● Problem statement: Answer with a number only: how many lines of the data contain "nNEGATIVE"?

#### Raw data ####

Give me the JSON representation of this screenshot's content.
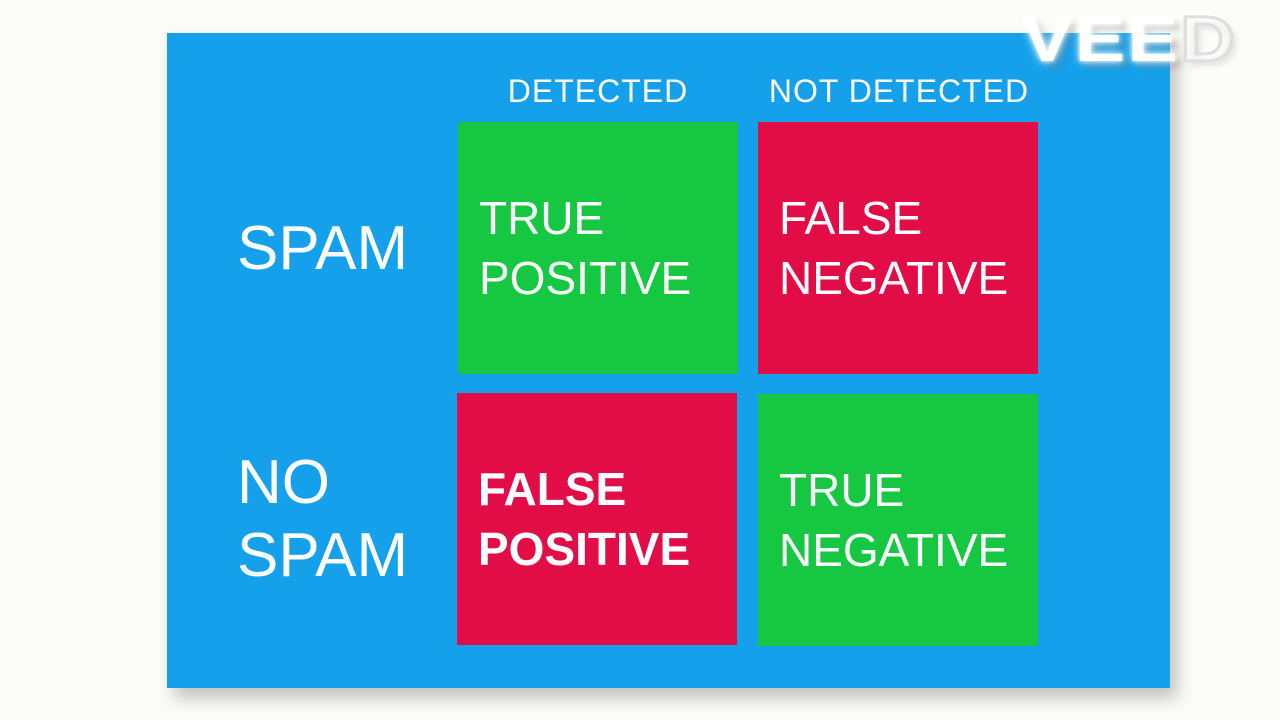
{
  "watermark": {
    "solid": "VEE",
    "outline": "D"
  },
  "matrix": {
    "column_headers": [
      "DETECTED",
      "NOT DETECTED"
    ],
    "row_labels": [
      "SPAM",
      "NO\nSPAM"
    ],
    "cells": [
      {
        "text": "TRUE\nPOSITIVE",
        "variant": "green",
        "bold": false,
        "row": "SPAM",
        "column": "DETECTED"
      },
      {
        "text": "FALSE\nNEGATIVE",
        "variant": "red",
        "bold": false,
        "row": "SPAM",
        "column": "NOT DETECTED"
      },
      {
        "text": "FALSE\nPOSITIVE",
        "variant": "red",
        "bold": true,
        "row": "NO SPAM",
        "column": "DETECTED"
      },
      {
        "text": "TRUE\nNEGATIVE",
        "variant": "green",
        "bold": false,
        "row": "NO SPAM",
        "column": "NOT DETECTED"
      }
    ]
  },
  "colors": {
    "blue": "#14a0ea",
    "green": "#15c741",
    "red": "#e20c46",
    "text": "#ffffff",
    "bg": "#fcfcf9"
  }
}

####
#### Raw data ####

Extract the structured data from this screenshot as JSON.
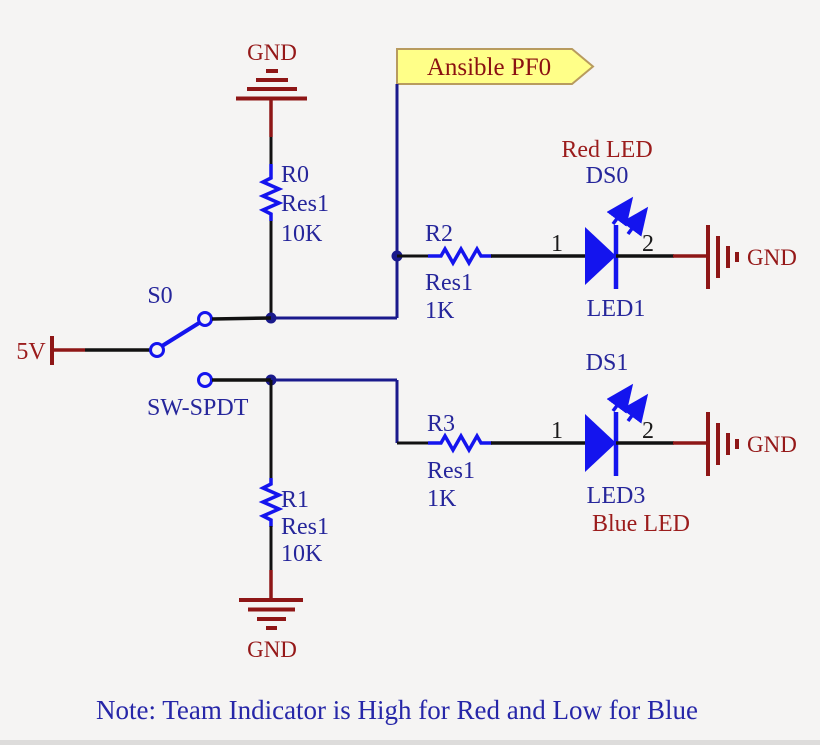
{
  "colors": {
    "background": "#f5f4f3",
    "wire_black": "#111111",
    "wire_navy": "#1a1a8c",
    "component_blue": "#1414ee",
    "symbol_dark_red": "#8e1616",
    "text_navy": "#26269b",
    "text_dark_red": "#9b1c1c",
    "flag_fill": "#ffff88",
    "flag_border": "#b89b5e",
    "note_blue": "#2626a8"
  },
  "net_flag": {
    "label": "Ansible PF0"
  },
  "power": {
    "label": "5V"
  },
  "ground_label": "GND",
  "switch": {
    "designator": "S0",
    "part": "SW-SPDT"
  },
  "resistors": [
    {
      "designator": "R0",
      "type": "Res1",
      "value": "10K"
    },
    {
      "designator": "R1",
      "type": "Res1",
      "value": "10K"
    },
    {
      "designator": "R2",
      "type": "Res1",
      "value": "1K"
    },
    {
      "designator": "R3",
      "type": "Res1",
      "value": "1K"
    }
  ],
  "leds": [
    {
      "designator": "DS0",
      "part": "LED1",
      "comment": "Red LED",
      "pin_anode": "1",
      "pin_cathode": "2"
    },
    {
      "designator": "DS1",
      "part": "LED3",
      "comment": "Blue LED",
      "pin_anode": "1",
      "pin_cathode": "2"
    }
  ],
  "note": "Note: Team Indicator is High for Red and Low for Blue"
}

####

● Response for this exercise: 2